» Data for this exercise:
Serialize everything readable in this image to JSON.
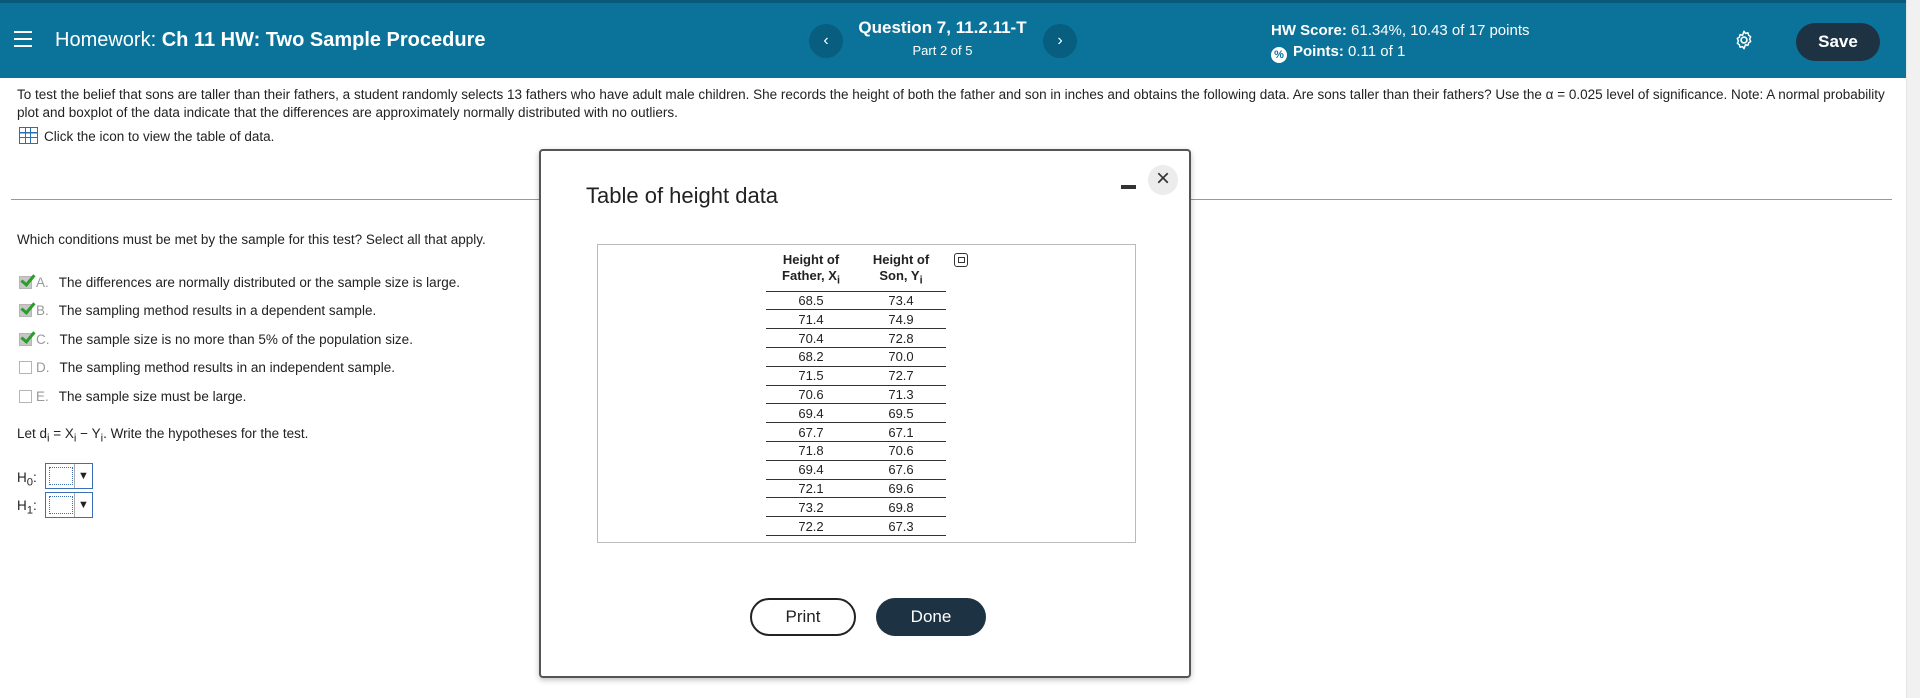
{
  "header": {
    "title_prefix": "Homework:",
    "title": "Ch 11 HW: Two Sample Procedure",
    "question_title": "Question 7, 11.2.11-T",
    "question_part": "Part 2 of 5",
    "prev_label": "‹",
    "next_label": "›",
    "hw_score_label": "HW Score:",
    "hw_score_value": "61.34%, 10.43 of 17 points",
    "points_label": "Points:",
    "points_value": "0.11 of 1",
    "save_label": "Save"
  },
  "problem": {
    "text": "To test the belief that sons are taller than their fathers, a student randomly selects 13 fathers who have adult male children. She records the height of both the father and son in inches and obtains the following data. Are sons taller than their fathers? Use the α = 0.025 level of significance. Note: A normal probability plot and boxplot of the data indicate that the differences are approximately normally distributed with no outliers.",
    "table_link": "Click the icon to view the table of data."
  },
  "conditions": {
    "question": "Which conditions must be met by the sample for this test? Select all that apply.",
    "options": [
      {
        "letter": "A.",
        "text": "The differences are normally distributed or the sample size is large.",
        "checked": true
      },
      {
        "letter": "B.",
        "text": "The sampling method results in a dependent sample.",
        "checked": true
      },
      {
        "letter": "C.",
        "text": "The sample size is no more than 5% of the population size.",
        "checked": true
      },
      {
        "letter": "D.",
        "text": "The sampling method results in an independent sample.",
        "checked": false
      },
      {
        "letter": "E.",
        "text": "The sample size must be large.",
        "checked": false
      }
    ]
  },
  "hypotheses": {
    "instruction_pre": "Let d",
    "instruction_sub": "i",
    "instruction_mid": " = X",
    "instruction_sub2": "i",
    "instruction_mid2": " − Y",
    "instruction_sub3": "i",
    "instruction_post": ". Write the hypotheses for the test.",
    "h0_label": "H",
    "h0_sub": "0",
    "h1_label": "H",
    "h1_sub": "1",
    "colon": ":"
  },
  "modal": {
    "title": "Table of height data",
    "close_label": "×",
    "col1_line1": "Height of",
    "col1_line2": "Father, X",
    "col1_sub": "i",
    "col2_line1": "Height of",
    "col2_line2": "Son, Y",
    "col2_sub": "i",
    "rows": [
      [
        "68.5",
        "73.4"
      ],
      [
        "71.4",
        "74.9"
      ],
      [
        "70.4",
        "72.8"
      ],
      [
        "68.2",
        "70.0"
      ],
      [
        "71.5",
        "72.7"
      ],
      [
        "70.6",
        "71.3"
      ],
      [
        "69.4",
        "69.5"
      ],
      [
        "67.7",
        "67.1"
      ],
      [
        "71.8",
        "70.6"
      ],
      [
        "69.4",
        "67.6"
      ],
      [
        "72.1",
        "69.6"
      ],
      [
        "73.2",
        "69.8"
      ],
      [
        "72.2",
        "67.3"
      ]
    ],
    "print_label": "Print",
    "done_label": "Done"
  },
  "colors": {
    "header_bg": "#0b7399",
    "button_dark": "#1d3344",
    "check_green": "#2a9d2a"
  }
}
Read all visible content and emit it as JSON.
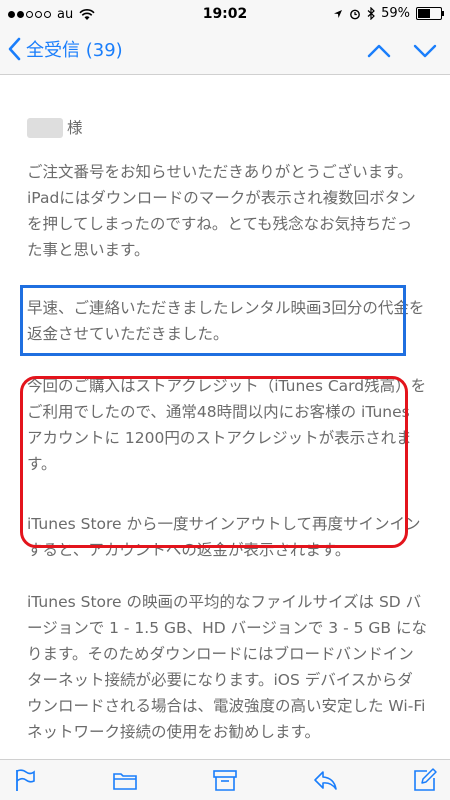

» Short problem:
Transcribe every entry word for word, but omit the pictures.

» Reply:
Serialize everything readable in this image to JSON.
{
  "header": {
    "title_prefix": "Homework:",
    "title": "Ch 11 HW: Two Sample Procedure",
    "question_title": "Question 7, 11.2.11-T",
    "question_part": "Part 2 of 5",
    "prev_label": "‹",
    "next_label": "›",
    "hw_score_label": "HW Score:",
    "hw_score_value": "61.34%, 10.43 of 17 points",
    "points_label": "Points:",
    "points_value": "0.11 of 1",
    "save_label": "Save"
  },
  "problem": {
    "text": "To test the belief that sons are taller than their fathers, a student randomly selects 13 fathers who have adult male children. She records the height of both the father and son in inches and obtains the following data. Are sons taller than their fathers? Use the α = 0.025 level of significance. Note: A normal probability plot and boxplot of the data indicate that the differences are approximately normally distributed with no outliers.",
    "table_link": "Click the icon to view the table of data."
  },
  "conditions": {
    "question": "Which conditions must be met by the sample for this test? Select all that apply.",
    "options": [
      {
        "letter": "A.",
        "text": "The differences are normally distributed or the sample size is large.",
        "checked": true
      },
      {
        "letter": "B.",
        "text": "The sampling method results in a dependent sample.",
        "checked": true
      },
      {
        "letter": "C.",
        "text": "The sample size is no more than 5% of the population size.",
        "checked": true
      },
      {
        "letter": "D.",
        "text": "The sampling method results in an independent sample.",
        "checked": false
      },
      {
        "letter": "E.",
        "text": "The sample size must be large.",
        "checked": false
      }
    ]
  },
  "hypotheses": {
    "instruction_pre": "Let d",
    "instruction_sub": "i",
    "instruction_mid": " = X",
    "instruction_sub2": "i",
    "instruction_mid2": " − Y",
    "instruction_sub3": "i",
    "instruction_post": ". Write the hypotheses for the test.",
    "h0_label": "H",
    "h0_sub": "0",
    "h1_label": "H",
    "h1_sub": "1",
    "colon": ":"
  },
  "modal": {
    "title": "Table of height data",
    "close_label": "×",
    "col1_line1": "Height of",
    "col1_line2": "Father, X",
    "col1_sub": "i",
    "col2_line1": "Height of",
    "col2_line2": "Son, Y",
    "col2_sub": "i",
    "rows": [
      [
        "68.5",
        "73.4"
      ],
      [
        "71.4",
        "74.9"
      ],
      [
        "70.4",
        "72.8"
      ],
      [
        "68.2",
        "70.0"
      ],
      [
        "71.5",
        "72.7"
      ],
      [
        "70.6",
        "71.3"
      ],
      [
        "69.4",
        "69.5"
      ],
      [
        "67.7",
        "67.1"
      ],
      [
        "71.8",
        "70.6"
      ],
      [
        "69.4",
        "67.6"
      ],
      [
        "72.1",
        "69.6"
      ],
      [
        "73.2",
        "69.8"
      ],
      [
        "72.2",
        "67.3"
      ]
    ],
    "print_label": "Print",
    "done_label": "Done"
  },
  "colors": {
    "header_bg": "#0b7399",
    "button_dark": "#1d3344",
    "check_green": "#2a9d2a"
  }
}
Read all visible content and emit it as JSON.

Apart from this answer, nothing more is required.